Work instructions:
Reproduce the full listing below unchanged, apart from the pictures.

[BEGIN Given data]

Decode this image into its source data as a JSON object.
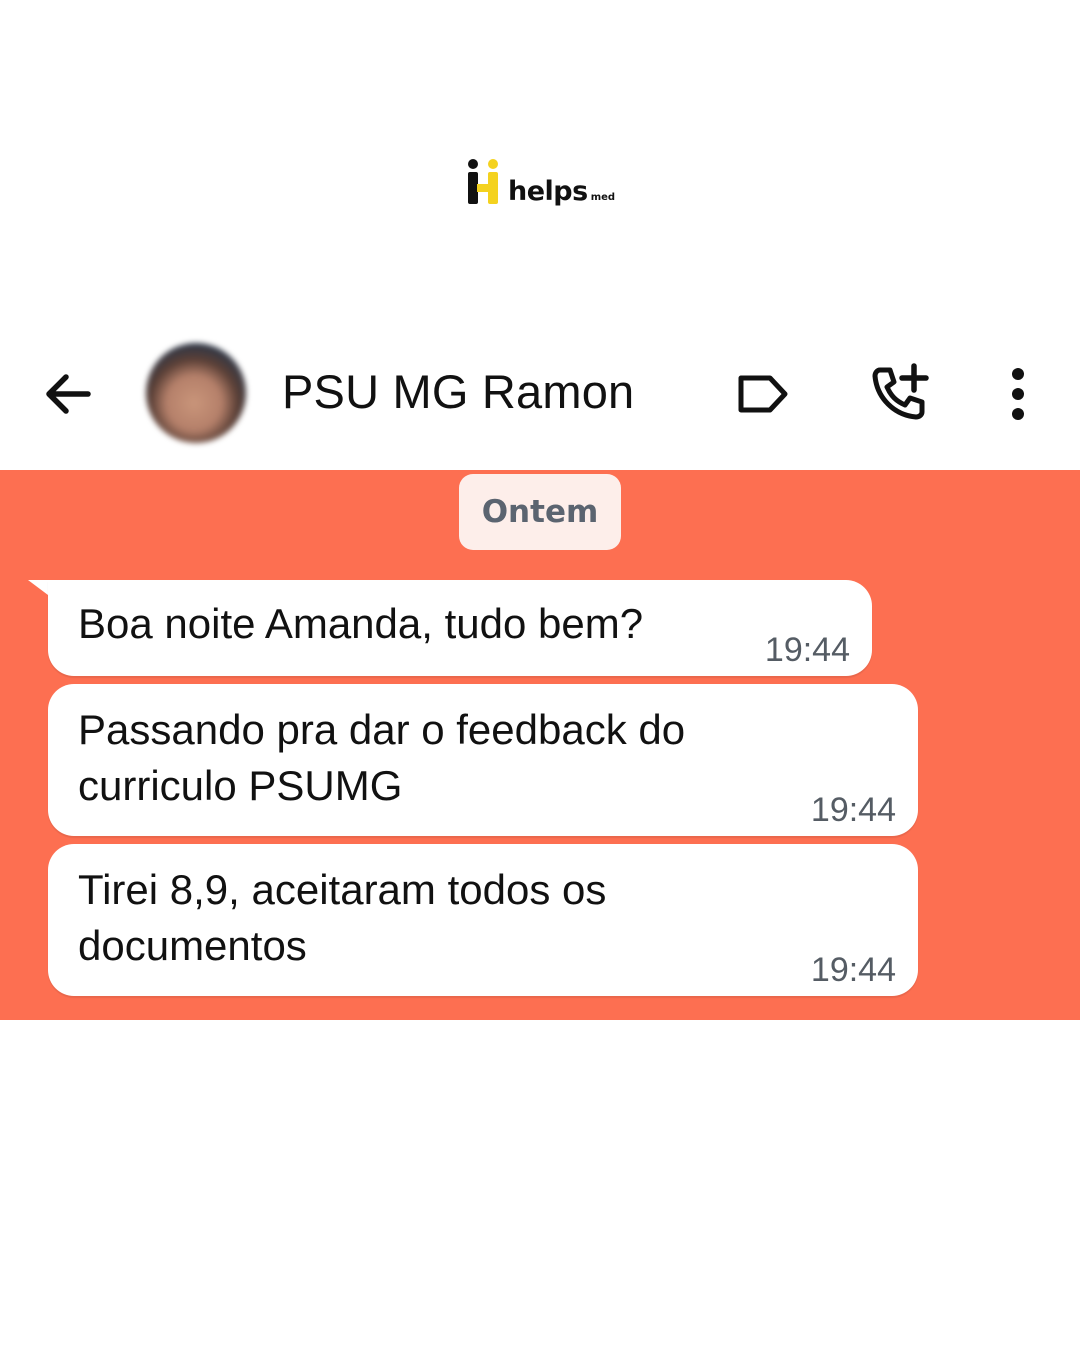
{
  "brand": {
    "name": "helps",
    "suffix": "med"
  },
  "header": {
    "contact_name": "PSU MG Ramon",
    "icons": [
      "back-arrow-icon",
      "avatar",
      "label-tag-icon",
      "add-call-icon",
      "more-vert-icon"
    ]
  },
  "chat": {
    "date_chip": "Ontem",
    "messages": [
      {
        "text": "Boa noite Amanda, tudo bem?",
        "time": "19:44"
      },
      {
        "text": "Passando pra dar o feedback do curriculo PSUMG",
        "time": "19:44"
      },
      {
        "text": "Tirei 8,9, aceitaram todos os documentos",
        "time": "19:44"
      }
    ]
  },
  "colors": {
    "chat_background": "#fd6f51",
    "bubble": "#ffffff",
    "date_chip": "#fdeeea",
    "brand_accent": "#f4d21f"
  }
}
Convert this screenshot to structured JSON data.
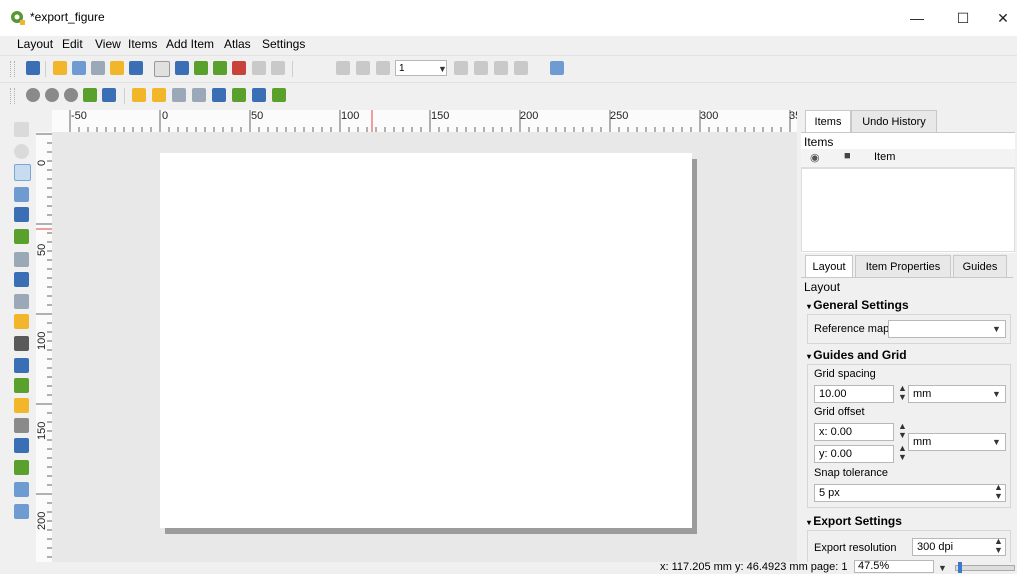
{
  "window": {
    "title": "*export_figure",
    "minimize_glyph": "—",
    "maximize_glyph": "☐",
    "close_glyph": "✕"
  },
  "menu": [
    "Layout",
    "Edit",
    "View",
    "Items",
    "Add Item",
    "Atlas",
    "Settings"
  ],
  "toolbar": {
    "page_number": "1"
  },
  "ruler": {
    "h_labels": [
      "-50",
      "0",
      "50",
      "100",
      "150",
      "200",
      "250",
      "300",
      "35"
    ],
    "v_labels": [
      "0",
      "50",
      "100",
      "150",
      "200"
    ]
  },
  "items_panel": {
    "tabs": [
      "Items",
      "Undo History"
    ],
    "heading": "Items",
    "column_item": "Item"
  },
  "layout_panel": {
    "tabs": [
      "Layout",
      "Item Properties",
      "Guides"
    ],
    "heading": "Layout",
    "general_settings": "General Settings",
    "reference_map_label": "Reference map",
    "reference_map_value": "",
    "guides_and_grid": "Guides and Grid",
    "grid_spacing_label": "Grid spacing",
    "grid_spacing_value": "10.00",
    "grid_spacing_unit": "mm",
    "grid_offset_label": "Grid offset",
    "grid_offset_x": "x: 0.00",
    "grid_offset_y": "y: 0.00",
    "grid_offset_unit": "mm",
    "snap_tolerance_label": "Snap tolerance",
    "snap_tolerance_value": "5 px",
    "export_settings": "Export Settings",
    "export_resolution_label": "Export resolution",
    "export_resolution_value": "300 dpi"
  },
  "status": {
    "coords": "x: 117.205 mm y: 46.4923 mm page: 1",
    "zoom": "47.5%"
  },
  "colors": {
    "qgis_green": "#589632",
    "icon_blue": "#3a6fb5",
    "icon_yellow": "#f2b62a",
    "icon_green": "#5aa02c",
    "icon_red": "#c8413a"
  }
}
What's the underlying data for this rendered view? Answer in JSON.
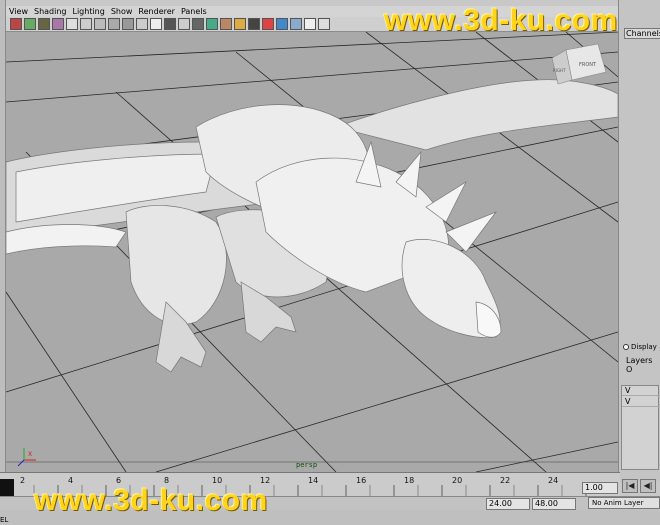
{
  "menubar": {
    "items": [
      "View",
      "Shading",
      "Lighting",
      "Show",
      "Renderer",
      "Panels"
    ]
  },
  "channel_box": {
    "tab_label": "Channels",
    "display_label": "Display",
    "layers_label": "Layers",
    "layers_overflow": "O",
    "layer_rows": [
      "V",
      "V"
    ]
  },
  "viewport": {
    "camera_label": "persp",
    "view_cube_label": "FRONT",
    "view_cube_right": "RIGHT",
    "axis_label": "X"
  },
  "timeline": {
    "ticks": [
      "2",
      "4",
      "6",
      "8",
      "10",
      "12",
      "14",
      "16",
      "18",
      "20",
      "22",
      "24"
    ],
    "current_frame": "1.00"
  },
  "range": {
    "end_value": "24.00",
    "max_value": "48.00",
    "anim_layer": "No Anim Layer"
  },
  "status": {
    "left_label": "EL"
  },
  "watermark": {
    "top": "www.3d-ku.com",
    "bottom": "www.3d-ku.com"
  },
  "colors": {
    "viewport_bg": "#a9a9a9",
    "grid": "#222222",
    "model": "#e9e9e9",
    "watermark": "#ffd41a"
  }
}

[END Given data]

Response:
Decode this image into its source data as a JSON object.
{
  "brand": {
    "name": "helps",
    "suffix": "med"
  },
  "header": {
    "contact_name": "PSU MG Ramon",
    "icons": [
      "back-arrow-icon",
      "avatar",
      "label-tag-icon",
      "add-call-icon",
      "more-vert-icon"
    ]
  },
  "chat": {
    "date_chip": "Ontem",
    "messages": [
      {
        "text": "Boa noite Amanda, tudo bem?",
        "time": "19:44"
      },
      {
        "text": "Passando pra dar o feedback do curriculo PSUMG",
        "time": "19:44"
      },
      {
        "text": "Tirei 8,9, aceitaram todos os documentos",
        "time": "19:44"
      }
    ]
  },
  "colors": {
    "chat_background": "#fd6f51",
    "bubble": "#ffffff",
    "date_chip": "#fdeeea",
    "brand_accent": "#f4d21f"
  }
}
Convert this screenshot to structured JSON data.
{
  "window": {
    "title": "*export_figure",
    "minimize_glyph": "—",
    "maximize_glyph": "☐",
    "close_glyph": "✕"
  },
  "menu": [
    "Layout",
    "Edit",
    "View",
    "Items",
    "Add Item",
    "Atlas",
    "Settings"
  ],
  "toolbar": {
    "page_number": "1"
  },
  "ruler": {
    "h_labels": [
      "-50",
      "0",
      "50",
      "100",
      "150",
      "200",
      "250",
      "300",
      "35"
    ],
    "v_labels": [
      "0",
      "50",
      "100",
      "150",
      "200"
    ]
  },
  "items_panel": {
    "tabs": [
      "Items",
      "Undo History"
    ],
    "heading": "Items",
    "column_item": "Item"
  },
  "layout_panel": {
    "tabs": [
      "Layout",
      "Item Properties",
      "Guides"
    ],
    "heading": "Layout",
    "general_settings": "General Settings",
    "reference_map_label": "Reference map",
    "reference_map_value": "",
    "guides_and_grid": "Guides and Grid",
    "grid_spacing_label": "Grid spacing",
    "grid_spacing_value": "10.00",
    "grid_spacing_unit": "mm",
    "grid_offset_label": "Grid offset",
    "grid_offset_x": "x: 0.00",
    "grid_offset_y": "y: 0.00",
    "grid_offset_unit": "mm",
    "snap_tolerance_label": "Snap tolerance",
    "snap_tolerance_value": "5 px",
    "export_settings": "Export Settings",
    "export_resolution_label": "Export resolution",
    "export_resolution_value": "300 dpi"
  },
  "status": {
    "coords": "x: 117.205 mm y: 46.4923 mm page: 1",
    "zoom": "47.5%"
  },
  "colors": {
    "qgis_green": "#589632",
    "icon_blue": "#3a6fb5",
    "icon_yellow": "#f2b62a",
    "icon_green": "#5aa02c",
    "icon_red": "#c8413a"
  }
}
What's the underlying data for this rendered view? Answer in JSON.
{
  "menubar": {
    "items": [
      "View",
      "Shading",
      "Lighting",
      "Show",
      "Renderer",
      "Panels"
    ]
  },
  "channel_box": {
    "tab_label": "Channels",
    "display_label": "Display",
    "layers_label": "Layers",
    "layers_overflow": "O",
    "layer_rows": [
      "V",
      "V"
    ]
  },
  "viewport": {
    "camera_label": "persp",
    "view_cube_label": "FRONT",
    "view_cube_right": "RIGHT",
    "axis_label": "X"
  },
  "timeline": {
    "ticks": [
      "2",
      "4",
      "6",
      "8",
      "10",
      "12",
      "14",
      "16",
      "18",
      "20",
      "22",
      "24"
    ],
    "current_frame": "1.00"
  },
  "range": {
    "end_value": "24.00",
    "max_value": "48.00",
    "anim_layer": "No Anim Layer"
  },
  "status": {
    "left_label": "EL"
  },
  "watermark": {
    "top": "www.3d-ku.com",
    "bottom": "www.3d-ku.com"
  },
  "colors": {
    "viewport_bg": "#a9a9a9",
    "grid": "#222222",
    "model": "#e9e9e9",
    "watermark": "#ffd41a"
  }
}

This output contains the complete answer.